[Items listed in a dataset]
--- --- ---

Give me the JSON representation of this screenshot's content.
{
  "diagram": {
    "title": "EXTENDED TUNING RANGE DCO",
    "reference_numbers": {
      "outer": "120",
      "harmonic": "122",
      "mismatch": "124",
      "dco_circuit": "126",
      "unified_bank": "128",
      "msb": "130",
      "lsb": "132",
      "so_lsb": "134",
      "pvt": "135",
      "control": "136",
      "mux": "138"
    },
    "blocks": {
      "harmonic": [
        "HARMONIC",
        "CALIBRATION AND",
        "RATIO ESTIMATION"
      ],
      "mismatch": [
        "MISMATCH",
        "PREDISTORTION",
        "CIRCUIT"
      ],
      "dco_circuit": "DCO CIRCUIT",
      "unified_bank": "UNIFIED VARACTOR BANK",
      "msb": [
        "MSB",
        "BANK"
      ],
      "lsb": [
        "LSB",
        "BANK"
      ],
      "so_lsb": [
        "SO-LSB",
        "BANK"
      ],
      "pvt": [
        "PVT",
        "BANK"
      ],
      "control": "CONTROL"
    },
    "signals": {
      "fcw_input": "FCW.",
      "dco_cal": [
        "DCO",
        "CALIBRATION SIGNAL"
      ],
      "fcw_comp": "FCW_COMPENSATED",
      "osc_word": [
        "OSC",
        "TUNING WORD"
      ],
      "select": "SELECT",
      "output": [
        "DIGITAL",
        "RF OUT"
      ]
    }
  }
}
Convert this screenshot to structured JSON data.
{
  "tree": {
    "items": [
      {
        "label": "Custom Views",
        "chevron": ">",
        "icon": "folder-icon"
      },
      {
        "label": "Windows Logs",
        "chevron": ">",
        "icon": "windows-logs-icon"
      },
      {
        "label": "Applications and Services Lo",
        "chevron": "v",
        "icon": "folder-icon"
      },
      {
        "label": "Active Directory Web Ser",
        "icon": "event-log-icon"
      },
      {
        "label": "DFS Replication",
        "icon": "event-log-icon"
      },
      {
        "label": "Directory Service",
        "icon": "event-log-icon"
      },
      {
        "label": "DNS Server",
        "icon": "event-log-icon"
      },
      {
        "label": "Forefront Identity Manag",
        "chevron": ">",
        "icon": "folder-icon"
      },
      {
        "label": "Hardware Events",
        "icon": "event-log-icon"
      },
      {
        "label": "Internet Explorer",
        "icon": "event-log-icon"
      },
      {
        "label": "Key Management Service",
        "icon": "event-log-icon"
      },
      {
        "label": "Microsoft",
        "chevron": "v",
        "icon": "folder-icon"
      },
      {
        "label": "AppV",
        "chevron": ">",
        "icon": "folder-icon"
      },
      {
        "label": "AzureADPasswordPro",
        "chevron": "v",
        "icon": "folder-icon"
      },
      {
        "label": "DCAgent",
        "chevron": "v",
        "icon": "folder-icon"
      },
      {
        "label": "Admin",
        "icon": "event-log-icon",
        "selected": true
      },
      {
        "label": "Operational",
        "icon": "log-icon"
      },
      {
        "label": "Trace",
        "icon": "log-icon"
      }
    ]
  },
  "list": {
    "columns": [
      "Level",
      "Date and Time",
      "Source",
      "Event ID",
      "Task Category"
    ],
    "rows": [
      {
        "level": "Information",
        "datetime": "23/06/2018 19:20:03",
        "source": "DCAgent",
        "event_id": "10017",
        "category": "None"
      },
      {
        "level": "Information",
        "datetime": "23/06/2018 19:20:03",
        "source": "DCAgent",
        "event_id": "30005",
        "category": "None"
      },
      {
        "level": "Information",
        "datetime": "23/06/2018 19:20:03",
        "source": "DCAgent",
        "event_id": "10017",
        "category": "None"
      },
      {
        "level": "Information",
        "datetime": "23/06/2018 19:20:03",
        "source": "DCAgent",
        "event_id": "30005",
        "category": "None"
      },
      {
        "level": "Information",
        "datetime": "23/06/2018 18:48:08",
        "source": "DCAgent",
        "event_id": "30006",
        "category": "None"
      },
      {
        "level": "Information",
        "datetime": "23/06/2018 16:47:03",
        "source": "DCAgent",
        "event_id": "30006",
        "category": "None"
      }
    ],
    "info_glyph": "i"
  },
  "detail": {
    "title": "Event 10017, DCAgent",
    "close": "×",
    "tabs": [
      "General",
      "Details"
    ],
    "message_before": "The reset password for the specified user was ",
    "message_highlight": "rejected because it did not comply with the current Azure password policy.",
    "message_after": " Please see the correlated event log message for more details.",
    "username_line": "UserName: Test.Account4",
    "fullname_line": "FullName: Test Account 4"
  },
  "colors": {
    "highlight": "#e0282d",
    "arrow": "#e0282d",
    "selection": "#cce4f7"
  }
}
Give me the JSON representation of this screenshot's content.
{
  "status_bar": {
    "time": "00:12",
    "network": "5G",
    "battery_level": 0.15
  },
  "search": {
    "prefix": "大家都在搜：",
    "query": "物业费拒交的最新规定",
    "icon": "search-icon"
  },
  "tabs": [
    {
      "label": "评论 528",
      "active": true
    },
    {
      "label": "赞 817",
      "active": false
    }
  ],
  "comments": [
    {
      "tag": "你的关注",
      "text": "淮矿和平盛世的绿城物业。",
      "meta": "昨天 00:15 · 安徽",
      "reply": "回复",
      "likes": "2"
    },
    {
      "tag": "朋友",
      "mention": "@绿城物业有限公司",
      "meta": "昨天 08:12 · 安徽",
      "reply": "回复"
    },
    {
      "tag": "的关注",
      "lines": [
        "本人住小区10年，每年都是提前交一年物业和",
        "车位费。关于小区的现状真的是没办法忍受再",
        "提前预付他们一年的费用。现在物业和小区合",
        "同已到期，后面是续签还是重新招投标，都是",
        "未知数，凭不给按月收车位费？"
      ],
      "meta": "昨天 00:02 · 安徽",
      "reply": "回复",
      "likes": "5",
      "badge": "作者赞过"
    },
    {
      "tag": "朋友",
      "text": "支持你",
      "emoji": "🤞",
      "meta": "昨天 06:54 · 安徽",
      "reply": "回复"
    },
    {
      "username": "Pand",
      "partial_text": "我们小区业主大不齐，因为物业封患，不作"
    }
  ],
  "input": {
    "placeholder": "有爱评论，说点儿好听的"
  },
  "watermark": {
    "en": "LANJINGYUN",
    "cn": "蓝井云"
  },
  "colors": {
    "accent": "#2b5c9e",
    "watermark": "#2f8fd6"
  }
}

--- --- ---

Every entry in the listing must be retyped exactly.

__TASK RESULT__
Give me the JSON representation of this screenshot's content.
{
  "diagram": {
    "title": "EXTENDED TUNING RANGE DCO",
    "reference_numbers": {
      "outer": "120",
      "harmonic": "122",
      "mismatch": "124",
      "dco_circuit": "126",
      "unified_bank": "128",
      "msb": "130",
      "lsb": "132",
      "so_lsb": "134",
      "pvt": "135",
      "control": "136",
      "mux": "138"
    },
    "blocks": {
      "harmonic": [
        "HARMONIC",
        "CALIBRATION AND",
        "RATIO ESTIMATION"
      ],
      "mismatch": [
        "MISMATCH",
        "PREDISTORTION",
        "CIRCUIT"
      ],
      "dco_circuit": "DCO CIRCUIT",
      "unified_bank": "UNIFIED VARACTOR BANK",
      "msb": [
        "MSB",
        "BANK"
      ],
      "lsb": [
        "LSB",
        "BANK"
      ],
      "so_lsb": [
        "SO-LSB",
        "BANK"
      ],
      "pvt": [
        "PVT",
        "BANK"
      ],
      "control": "CONTROL"
    },
    "signals": {
      "fcw_input": "FCW.",
      "dco_cal": [
        "DCO",
        "CALIBRATION SIGNAL"
      ],
      "fcw_comp": "FCW_COMPENSATED",
      "osc_word": [
        "OSC",
        "TUNING WORD"
      ],
      "select": "SELECT",
      "output": [
        "DIGITAL",
        "RF OUT"
      ]
    }
  }
}
Convert this screenshot to structured JSON data.
{
  "tree": {
    "items": [
      {
        "label": "Custom Views",
        "chevron": ">",
        "icon": "folder-icon"
      },
      {
        "label": "Windows Logs",
        "chevron": ">",
        "icon": "windows-logs-icon"
      },
      {
        "label": "Applications and Services Lo",
        "chevron": "v",
        "icon": "folder-icon"
      },
      {
        "label": "Active Directory Web Ser",
        "icon": "event-log-icon"
      },
      {
        "label": "DFS Replication",
        "icon": "event-log-icon"
      },
      {
        "label": "Directory Service",
        "icon": "event-log-icon"
      },
      {
        "label": "DNS Server",
        "icon": "event-log-icon"
      },
      {
        "label": "Forefront Identity Manag",
        "chevron": ">",
        "icon": "folder-icon"
      },
      {
        "label": "Hardware Events",
        "icon": "event-log-icon"
      },
      {
        "label": "Internet Explorer",
        "icon": "event-log-icon"
      },
      {
        "label": "Key Management Service",
        "icon": "event-log-icon"
      },
      {
        "label": "Microsoft",
        "chevron": "v",
        "icon": "folder-icon"
      },
      {
        "label": "AppV",
        "chevron": ">",
        "icon": "folder-icon"
      },
      {
        "label": "AzureADPasswordPro",
        "chevron": "v",
        "icon": "folder-icon"
      },
      {
        "label": "DCAgent",
        "chevron": "v",
        "icon": "folder-icon"
      },
      {
        "label": "Admin",
        "icon": "event-log-icon",
        "selected": true
      },
      {
        "label": "Operational",
        "icon": "log-icon"
      },
      {
        "label": "Trace",
        "icon": "log-icon"
      }
    ]
  },
  "list": {
    "columns": [
      "Level",
      "Date and Time",
      "Source",
      "Event ID",
      "Task Category"
    ],
    "rows": [
      {
        "level": "Information",
        "datetime": "23/06/2018 19:20:03",
        "source": "DCAgent",
        "event_id": "10017",
        "category": "None"
      },
      {
        "level": "Information",
        "datetime": "23/06/2018 19:20:03",
        "source": "DCAgent",
        "event_id": "30005",
        "category": "None"
      },
      {
        "level": "Information",
        "datetime": "23/06/2018 19:20:03",
        "source": "DCAgent",
        "event_id": "10017",
        "category": "None"
      },
      {
        "level": "Information",
        "datetime": "23/06/2018 19:20:03",
        "source": "DCAgent",
        "event_id": "30005",
        "category": "None"
      },
      {
        "level": "Information",
        "datetime": "23/06/2018 18:48:08",
        "source": "DCAgent",
        "event_id": "30006",
        "category": "None"
      },
      {
        "level": "Information",
        "datetime": "23/06/2018 16:47:03",
        "source": "DCAgent",
        "event_id": "30006",
        "category": "None"
      }
    ],
    "info_glyph": "i"
  },
  "detail": {
    "title": "Event 10017, DCAgent",
    "close": "×",
    "tabs": [
      "General",
      "Details"
    ],
    "message_before": "The reset password for the specified user was ",
    "message_highlight": "rejected because it did not comply with the current Azure password policy.",
    "message_after": " Please see the correlated event log message for more details.",
    "username_line": "UserName: Test.Account4",
    "fullname_line": "FullName: Test Account 4"
  },
  "colors": {
    "highlight": "#e0282d",
    "arrow": "#e0282d",
    "selection": "#cce4f7"
  }
}
Give me the JSON representation of this screenshot's content.
{
  "status_bar": {
    "time": "00:12",
    "network": "5G",
    "battery_level": 0.15
  },
  "search": {
    "prefix": "大家都在搜：",
    "query": "物业费拒交的最新规定",
    "icon": "search-icon"
  },
  "tabs": [
    {
      "label": "评论 528",
      "active": true
    },
    {
      "label": "赞 817",
      "active": false
    }
  ],
  "comments": [
    {
      "tag": "你的关注",
      "text": "淮矿和平盛世的绿城物业。",
      "meta": "昨天 00:15 · 安徽",
      "reply": "回复",
      "likes": "2"
    },
    {
      "tag": "朋友",
      "mention": "@绿城物业有限公司",
      "meta": "昨天 08:12 · 安徽",
      "reply": "回复"
    },
    {
      "tag": "的关注",
      "lines": [
        "本人住小区10年，每年都是提前交一年物业和",
        "车位费。关于小区的现状真的是没办法忍受再",
        "提前预付他们一年的费用。现在物业和小区合",
        "同已到期，后面是续签还是重新招投标，都是",
        "未知数，凭不给按月收车位费？"
      ],
      "meta": "昨天 00:02 · 安徽",
      "reply": "回复",
      "likes": "5",
      "badge": "作者赞过"
    },
    {
      "tag": "朋友",
      "text": "支持你",
      "emoji": "🤞",
      "meta": "昨天 06:54 · 安徽",
      "reply": "回复"
    },
    {
      "username": "Pand",
      "partial_text": "我们小区业主大不齐，因为物业封患，不作"
    }
  ],
  "input": {
    "placeholder": "有爱评论，说点儿好听的"
  },
  "watermark": {
    "en": "LANJINGYUN",
    "cn": "蓝井云"
  },
  "colors": {
    "accent": "#2b5c9e",
    "watermark": "#2f8fd6"
  }
}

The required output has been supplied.